* _Exercise directions_: Select and reproduce each line of the listing below that bears the string "Jurassic".

* _Supplied information_:
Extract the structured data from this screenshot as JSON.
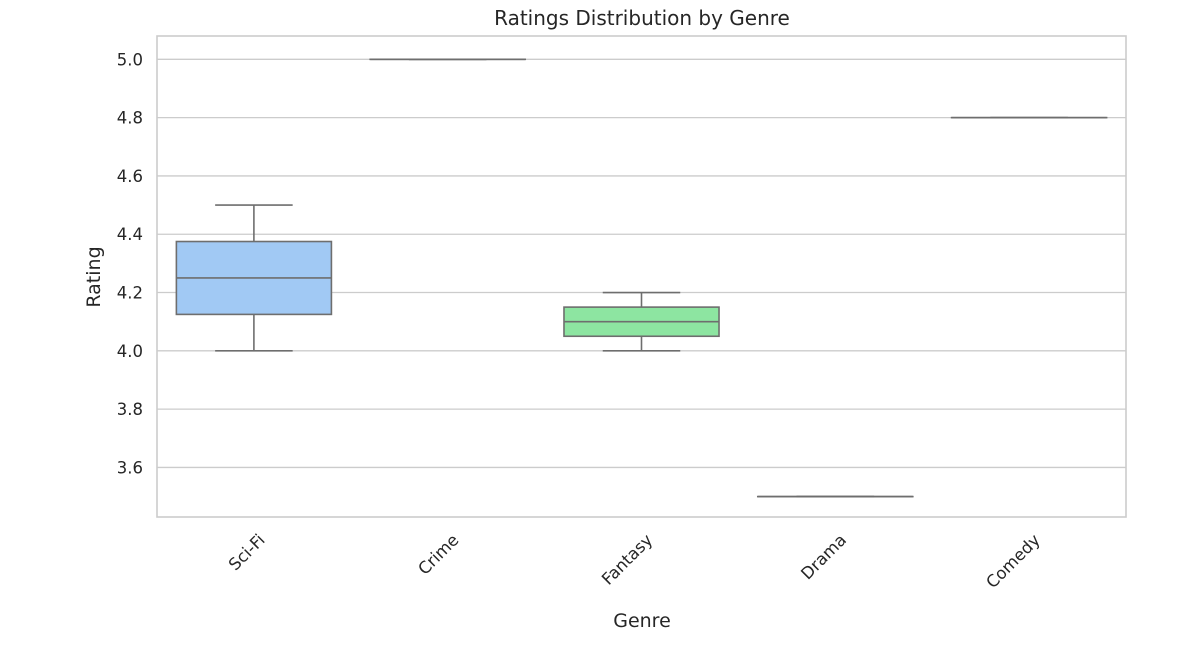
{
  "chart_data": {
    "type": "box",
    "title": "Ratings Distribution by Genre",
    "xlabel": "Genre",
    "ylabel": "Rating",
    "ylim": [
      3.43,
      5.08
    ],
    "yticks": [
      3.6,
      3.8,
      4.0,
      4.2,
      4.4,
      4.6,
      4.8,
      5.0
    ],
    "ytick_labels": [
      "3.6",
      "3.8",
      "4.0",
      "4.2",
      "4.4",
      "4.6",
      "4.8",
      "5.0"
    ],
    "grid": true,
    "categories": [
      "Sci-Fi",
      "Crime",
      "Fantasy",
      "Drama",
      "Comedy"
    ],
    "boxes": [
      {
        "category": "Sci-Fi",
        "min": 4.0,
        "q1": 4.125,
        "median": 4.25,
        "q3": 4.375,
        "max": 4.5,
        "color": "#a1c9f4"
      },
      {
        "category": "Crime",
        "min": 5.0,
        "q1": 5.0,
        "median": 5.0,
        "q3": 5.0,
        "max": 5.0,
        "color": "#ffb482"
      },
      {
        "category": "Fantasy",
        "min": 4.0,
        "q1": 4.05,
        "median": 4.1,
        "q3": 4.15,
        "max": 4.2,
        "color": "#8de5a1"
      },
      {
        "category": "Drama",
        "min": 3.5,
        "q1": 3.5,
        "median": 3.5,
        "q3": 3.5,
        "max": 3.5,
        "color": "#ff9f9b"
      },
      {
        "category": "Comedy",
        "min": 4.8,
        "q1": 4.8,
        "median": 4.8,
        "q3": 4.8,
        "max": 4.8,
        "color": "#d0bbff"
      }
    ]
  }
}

==

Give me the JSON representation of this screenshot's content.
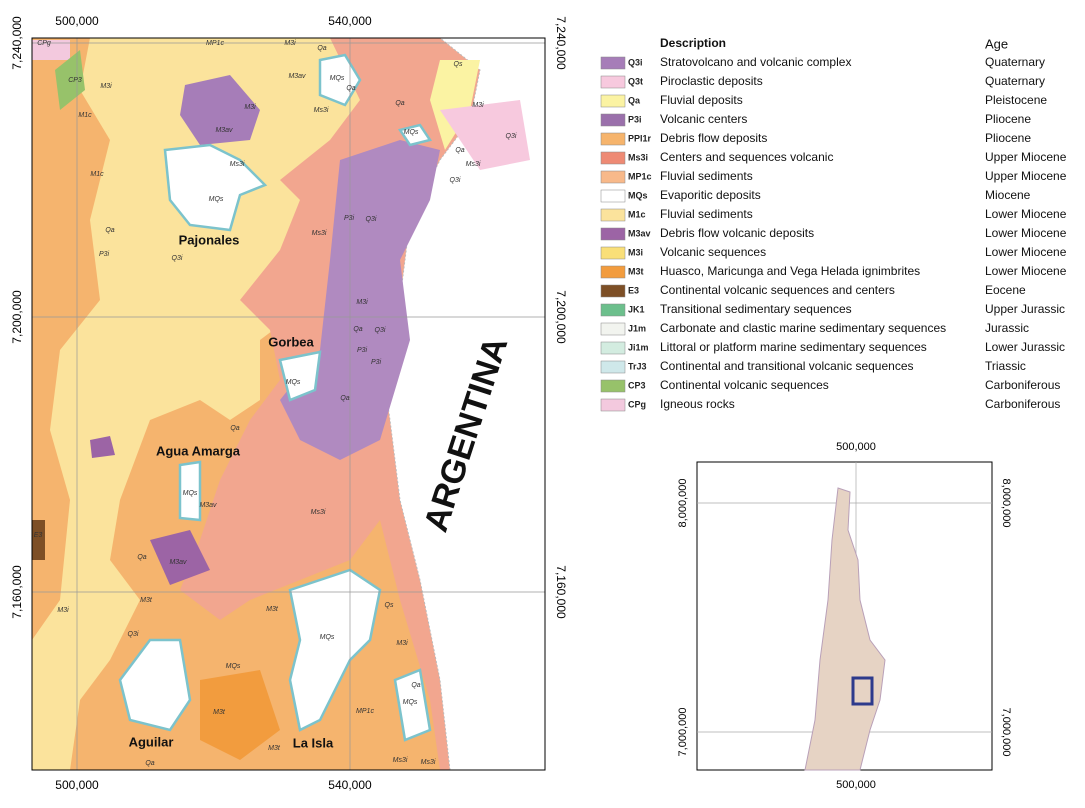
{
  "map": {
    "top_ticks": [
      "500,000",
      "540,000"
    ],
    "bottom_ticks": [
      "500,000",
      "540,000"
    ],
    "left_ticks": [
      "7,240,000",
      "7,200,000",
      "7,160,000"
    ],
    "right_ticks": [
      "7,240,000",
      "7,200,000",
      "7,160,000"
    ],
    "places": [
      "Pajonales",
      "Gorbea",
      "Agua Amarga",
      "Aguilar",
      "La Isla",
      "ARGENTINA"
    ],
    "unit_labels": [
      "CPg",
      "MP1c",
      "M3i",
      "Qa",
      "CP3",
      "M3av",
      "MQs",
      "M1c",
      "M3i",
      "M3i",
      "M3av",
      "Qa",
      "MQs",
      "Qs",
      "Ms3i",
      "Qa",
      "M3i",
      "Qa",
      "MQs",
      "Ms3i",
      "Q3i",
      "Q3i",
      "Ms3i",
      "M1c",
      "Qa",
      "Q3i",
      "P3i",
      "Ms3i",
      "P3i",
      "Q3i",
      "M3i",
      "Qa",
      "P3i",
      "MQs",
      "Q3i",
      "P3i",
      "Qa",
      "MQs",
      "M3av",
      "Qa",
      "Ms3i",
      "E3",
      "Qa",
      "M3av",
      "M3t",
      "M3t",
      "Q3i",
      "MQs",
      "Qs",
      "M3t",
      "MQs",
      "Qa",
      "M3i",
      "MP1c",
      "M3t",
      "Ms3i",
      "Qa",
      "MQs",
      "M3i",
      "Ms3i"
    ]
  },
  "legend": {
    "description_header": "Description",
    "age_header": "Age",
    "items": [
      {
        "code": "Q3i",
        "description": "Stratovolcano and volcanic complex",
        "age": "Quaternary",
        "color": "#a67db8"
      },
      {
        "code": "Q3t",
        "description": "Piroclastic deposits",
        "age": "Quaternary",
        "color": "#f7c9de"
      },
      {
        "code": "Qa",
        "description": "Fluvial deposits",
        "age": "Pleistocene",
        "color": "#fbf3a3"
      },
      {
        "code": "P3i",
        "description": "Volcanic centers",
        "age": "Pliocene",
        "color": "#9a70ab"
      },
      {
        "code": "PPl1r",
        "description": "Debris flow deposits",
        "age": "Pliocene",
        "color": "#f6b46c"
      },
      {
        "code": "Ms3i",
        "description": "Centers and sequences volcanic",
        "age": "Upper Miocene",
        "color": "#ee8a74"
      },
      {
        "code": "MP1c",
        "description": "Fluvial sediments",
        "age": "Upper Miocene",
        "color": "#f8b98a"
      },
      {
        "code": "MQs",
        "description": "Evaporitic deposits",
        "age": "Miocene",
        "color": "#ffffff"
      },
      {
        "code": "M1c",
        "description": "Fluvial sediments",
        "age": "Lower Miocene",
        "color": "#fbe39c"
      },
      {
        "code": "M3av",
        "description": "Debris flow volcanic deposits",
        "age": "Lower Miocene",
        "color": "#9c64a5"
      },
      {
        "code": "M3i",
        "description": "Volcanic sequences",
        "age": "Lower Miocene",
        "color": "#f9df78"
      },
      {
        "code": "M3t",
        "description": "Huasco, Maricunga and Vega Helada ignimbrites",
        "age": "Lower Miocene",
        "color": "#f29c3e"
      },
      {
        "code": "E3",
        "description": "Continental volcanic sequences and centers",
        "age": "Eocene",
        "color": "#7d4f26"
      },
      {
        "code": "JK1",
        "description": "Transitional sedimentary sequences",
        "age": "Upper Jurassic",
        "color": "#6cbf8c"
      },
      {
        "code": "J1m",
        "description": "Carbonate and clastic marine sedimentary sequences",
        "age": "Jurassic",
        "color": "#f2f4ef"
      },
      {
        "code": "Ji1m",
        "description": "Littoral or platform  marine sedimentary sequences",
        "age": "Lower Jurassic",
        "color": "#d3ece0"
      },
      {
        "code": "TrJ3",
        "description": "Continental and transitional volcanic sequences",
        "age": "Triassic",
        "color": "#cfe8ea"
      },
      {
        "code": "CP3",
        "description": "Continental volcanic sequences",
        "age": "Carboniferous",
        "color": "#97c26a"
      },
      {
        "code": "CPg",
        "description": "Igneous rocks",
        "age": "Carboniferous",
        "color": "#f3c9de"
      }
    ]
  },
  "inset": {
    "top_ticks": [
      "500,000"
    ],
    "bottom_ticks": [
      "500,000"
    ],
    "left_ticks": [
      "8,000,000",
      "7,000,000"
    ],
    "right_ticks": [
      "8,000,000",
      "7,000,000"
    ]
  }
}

* _Full output_:
        "age": "Upper Jurassic",
        "age": "Jurassic",
        "age": "Lower Jurassic",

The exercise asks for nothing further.